- Requirements: Copy every line of the items below with no changes.

- Data for this exercise:
--------
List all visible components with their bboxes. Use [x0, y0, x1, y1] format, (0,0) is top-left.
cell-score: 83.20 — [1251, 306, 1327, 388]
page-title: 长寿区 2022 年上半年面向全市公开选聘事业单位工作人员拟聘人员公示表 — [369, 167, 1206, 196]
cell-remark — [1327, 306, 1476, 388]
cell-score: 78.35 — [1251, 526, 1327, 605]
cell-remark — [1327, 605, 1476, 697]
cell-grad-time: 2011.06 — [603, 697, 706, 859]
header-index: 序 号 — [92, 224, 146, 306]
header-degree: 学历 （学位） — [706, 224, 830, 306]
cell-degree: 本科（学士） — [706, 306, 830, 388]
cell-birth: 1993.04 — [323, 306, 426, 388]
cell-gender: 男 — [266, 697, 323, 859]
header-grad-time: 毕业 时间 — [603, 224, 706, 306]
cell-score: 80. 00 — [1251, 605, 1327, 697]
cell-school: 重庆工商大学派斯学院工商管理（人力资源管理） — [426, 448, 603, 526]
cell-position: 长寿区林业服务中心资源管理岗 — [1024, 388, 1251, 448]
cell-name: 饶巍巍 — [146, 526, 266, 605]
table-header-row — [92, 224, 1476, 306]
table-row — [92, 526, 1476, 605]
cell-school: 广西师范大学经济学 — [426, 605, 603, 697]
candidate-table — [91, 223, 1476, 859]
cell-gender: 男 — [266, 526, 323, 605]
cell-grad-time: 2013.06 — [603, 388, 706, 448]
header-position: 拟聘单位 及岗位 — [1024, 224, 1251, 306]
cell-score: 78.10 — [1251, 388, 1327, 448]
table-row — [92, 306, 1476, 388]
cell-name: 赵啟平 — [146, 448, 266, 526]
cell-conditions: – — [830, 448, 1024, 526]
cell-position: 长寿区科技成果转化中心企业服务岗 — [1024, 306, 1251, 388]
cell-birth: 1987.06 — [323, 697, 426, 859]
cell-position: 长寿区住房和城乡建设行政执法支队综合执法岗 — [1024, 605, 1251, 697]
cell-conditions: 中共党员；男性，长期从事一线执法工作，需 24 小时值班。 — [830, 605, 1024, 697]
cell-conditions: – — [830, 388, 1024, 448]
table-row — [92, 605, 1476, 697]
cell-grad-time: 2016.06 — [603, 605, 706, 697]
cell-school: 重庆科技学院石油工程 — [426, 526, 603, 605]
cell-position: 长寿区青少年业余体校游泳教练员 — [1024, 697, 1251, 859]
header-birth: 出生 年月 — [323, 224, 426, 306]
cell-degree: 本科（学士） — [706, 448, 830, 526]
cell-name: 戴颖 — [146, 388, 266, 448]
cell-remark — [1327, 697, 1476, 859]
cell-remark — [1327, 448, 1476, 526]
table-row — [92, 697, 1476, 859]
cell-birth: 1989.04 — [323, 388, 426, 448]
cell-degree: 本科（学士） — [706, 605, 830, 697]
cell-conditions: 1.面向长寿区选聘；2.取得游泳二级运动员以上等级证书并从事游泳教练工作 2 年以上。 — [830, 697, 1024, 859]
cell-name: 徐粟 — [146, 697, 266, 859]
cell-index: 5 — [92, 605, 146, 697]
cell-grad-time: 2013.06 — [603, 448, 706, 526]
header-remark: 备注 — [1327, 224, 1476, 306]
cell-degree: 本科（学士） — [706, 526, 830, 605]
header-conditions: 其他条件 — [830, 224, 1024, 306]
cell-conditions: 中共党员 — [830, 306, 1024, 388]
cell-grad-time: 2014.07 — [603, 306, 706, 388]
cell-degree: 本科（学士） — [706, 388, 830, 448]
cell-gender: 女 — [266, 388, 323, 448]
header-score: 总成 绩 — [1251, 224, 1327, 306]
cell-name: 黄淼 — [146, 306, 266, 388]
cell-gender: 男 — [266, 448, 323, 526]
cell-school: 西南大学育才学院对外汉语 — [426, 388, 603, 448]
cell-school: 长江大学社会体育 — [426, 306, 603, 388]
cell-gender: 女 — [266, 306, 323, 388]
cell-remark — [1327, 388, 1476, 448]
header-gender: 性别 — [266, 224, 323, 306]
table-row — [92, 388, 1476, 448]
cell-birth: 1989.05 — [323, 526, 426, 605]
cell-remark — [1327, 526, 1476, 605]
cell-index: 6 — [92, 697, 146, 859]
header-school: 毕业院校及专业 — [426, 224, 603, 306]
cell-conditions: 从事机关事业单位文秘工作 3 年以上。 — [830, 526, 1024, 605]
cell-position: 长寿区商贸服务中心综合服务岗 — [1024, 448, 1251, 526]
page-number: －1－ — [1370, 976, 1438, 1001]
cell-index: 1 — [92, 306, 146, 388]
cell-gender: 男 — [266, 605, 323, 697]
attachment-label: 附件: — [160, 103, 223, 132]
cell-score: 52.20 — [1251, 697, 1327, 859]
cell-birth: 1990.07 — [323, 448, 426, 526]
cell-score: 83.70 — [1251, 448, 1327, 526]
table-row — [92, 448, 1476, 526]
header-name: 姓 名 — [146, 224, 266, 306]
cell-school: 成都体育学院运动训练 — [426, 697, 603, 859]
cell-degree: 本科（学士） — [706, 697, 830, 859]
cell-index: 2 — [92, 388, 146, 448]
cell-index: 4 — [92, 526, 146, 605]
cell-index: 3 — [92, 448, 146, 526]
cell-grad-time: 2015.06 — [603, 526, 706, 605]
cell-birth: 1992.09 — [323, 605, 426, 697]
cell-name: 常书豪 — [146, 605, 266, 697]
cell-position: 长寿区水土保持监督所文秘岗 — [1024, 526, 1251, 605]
--------
- Result of the task:
List all visible components with their bboxes. Use [x0, y0, x1, y1] format, (0,0) is top-left.
cell-score: 83.20 — [1251, 306, 1327, 388]
page-title: 长寿区 2022 年上半年面向全市公开选聘事业单位工作人员拟聘人员公示表 — [369, 167, 1206, 196]
cell-remark — [1327, 306, 1476, 388]
cell-score: 78.35 — [1251, 526, 1327, 605]
cell-remark — [1327, 605, 1476, 697]
cell-grad-time: 2011.06 — [603, 697, 706, 859]
header-index: 序 号 — [92, 224, 146, 306]
header-degree: 学历 （学位） — [706, 224, 830, 306]
cell-degree: 本科（学士） — [706, 306, 830, 388]
cell-birth: 1993.04 — [323, 306, 426, 388]
cell-gender: 男 — [266, 697, 323, 859]
header-grad-time: 毕业 时间 — [603, 224, 706, 306]
cell-score: 80. 00 — [1251, 605, 1327, 697]
cell-school: 重庆工商大学派斯学院工商管理（人力资源管理） — [426, 448, 603, 526]
cell-position: 长寿区林业服务中心资源管理岗 — [1024, 388, 1251, 448]
cell-name: 饶巍巍 — [146, 526, 266, 605]
table-header-row — [92, 224, 1476, 306]
table-row — [92, 526, 1476, 605]
cell-school: 广西师范大学经济学 — [426, 605, 603, 697]
candidate-table — [91, 223, 1476, 859]
cell-gender: 男 — [266, 526, 323, 605]
cell-grad-time: 2013.06 — [603, 388, 706, 448]
header-position: 拟聘单位 及岗位 — [1024, 224, 1251, 306]
cell-score: 78.10 — [1251, 388, 1327, 448]
table-row — [92, 306, 1476, 388]
cell-name: 赵啟平 — [146, 448, 266, 526]
cell-conditions: – — [830, 448, 1024, 526]
cell-position: 长寿区科技成果转化中心企业服务岗 — [1024, 306, 1251, 388]
cell-birth: 1987.06 — [323, 697, 426, 859]
cell-position: 长寿区住房和城乡建设行政执法支队综合执法岗 — [1024, 605, 1251, 697]
cell-conditions: 中共党员；男性，长期从事一线执法工作，需 24 小时值班。 — [830, 605, 1024, 697]
cell-conditions: – — [830, 388, 1024, 448]
table-row — [92, 605, 1476, 697]
cell-grad-time: 2016.06 — [603, 605, 706, 697]
cell-school: 重庆科技学院石油工程 — [426, 526, 603, 605]
cell-position: 长寿区青少年业余体校游泳教练员 — [1024, 697, 1251, 859]
header-birth: 出生 年月 — [323, 224, 426, 306]
cell-degree: 本科（学士） — [706, 448, 830, 526]
cell-name: 戴颖 — [146, 388, 266, 448]
cell-remark — [1327, 697, 1476, 859]
cell-remark — [1327, 448, 1476, 526]
table-row — [92, 697, 1476, 859]
cell-birth: 1989.04 — [323, 388, 426, 448]
cell-degree: 本科（学士） — [706, 605, 830, 697]
cell-conditions: 1.面向长寿区选聘；2.取得游泳二级运动员以上等级证书并从事游泳教练工作 2 年以上。 — [830, 697, 1024, 859]
cell-name: 徐粟 — [146, 697, 266, 859]
cell-index: 5 — [92, 605, 146, 697]
cell-grad-time: 2013.06 — [603, 448, 706, 526]
header-remark: 备注 — [1327, 224, 1476, 306]
cell-degree: 本科（学士） — [706, 526, 830, 605]
header-conditions: 其他条件 — [830, 224, 1024, 306]
cell-conditions: 中共党员 — [830, 306, 1024, 388]
cell-grad-time: 2014.07 — [603, 306, 706, 388]
cell-degree: 本科（学士） — [706, 388, 830, 448]
cell-gender: 女 — [266, 388, 323, 448]
header-score: 总成 绩 — [1251, 224, 1327, 306]
cell-name: 黄淼 — [146, 306, 266, 388]
cell-gender: 男 — [266, 448, 323, 526]
cell-school: 西南大学育才学院对外汉语 — [426, 388, 603, 448]
cell-school: 长江大学社会体育 — [426, 306, 603, 388]
cell-gender: 女 — [266, 306, 323, 388]
cell-remark — [1327, 388, 1476, 448]
header-gender: 性别 — [266, 224, 323, 306]
table-row — [92, 388, 1476, 448]
cell-birth: 1989.05 — [323, 526, 426, 605]
cell-remark — [1327, 526, 1476, 605]
cell-index: 6 — [92, 697, 146, 859]
header-school: 毕业院校及专业 — [426, 224, 603, 306]
cell-conditions: 从事机关事业单位文秘工作 3 年以上。 — [830, 526, 1024, 605]
cell-position: 长寿区商贸服务中心综合服务岗 — [1024, 448, 1251, 526]
page-number: －1－ — [1370, 976, 1438, 1001]
cell-index: 1 — [92, 306, 146, 388]
cell-gender: 男 — [266, 605, 323, 697]
attachment-label: 附件: — [160, 103, 223, 132]
cell-score: 52.20 — [1251, 697, 1327, 859]
cell-birth: 1990.07 — [323, 448, 426, 526]
cell-score: 83.70 — [1251, 448, 1327, 526]
table-row — [92, 448, 1476, 526]
header-name: 姓 名 — [146, 224, 266, 306]
cell-school: 成都体育学院运动训练 — [426, 697, 603, 859]
cell-degree: 本科（学士） — [706, 697, 830, 859]
cell-index: 2 — [92, 388, 146, 448]
cell-index: 4 — [92, 526, 146, 605]
cell-index: 3 — [92, 448, 146, 526]
cell-grad-time: 2015.06 — [603, 526, 706, 605]
cell-birth: 1992.09 — [323, 605, 426, 697]
cell-name: 常书豪 — [146, 605, 266, 697]
cell-position: 长寿区水土保持监督所文秘岗 — [1024, 526, 1251, 605]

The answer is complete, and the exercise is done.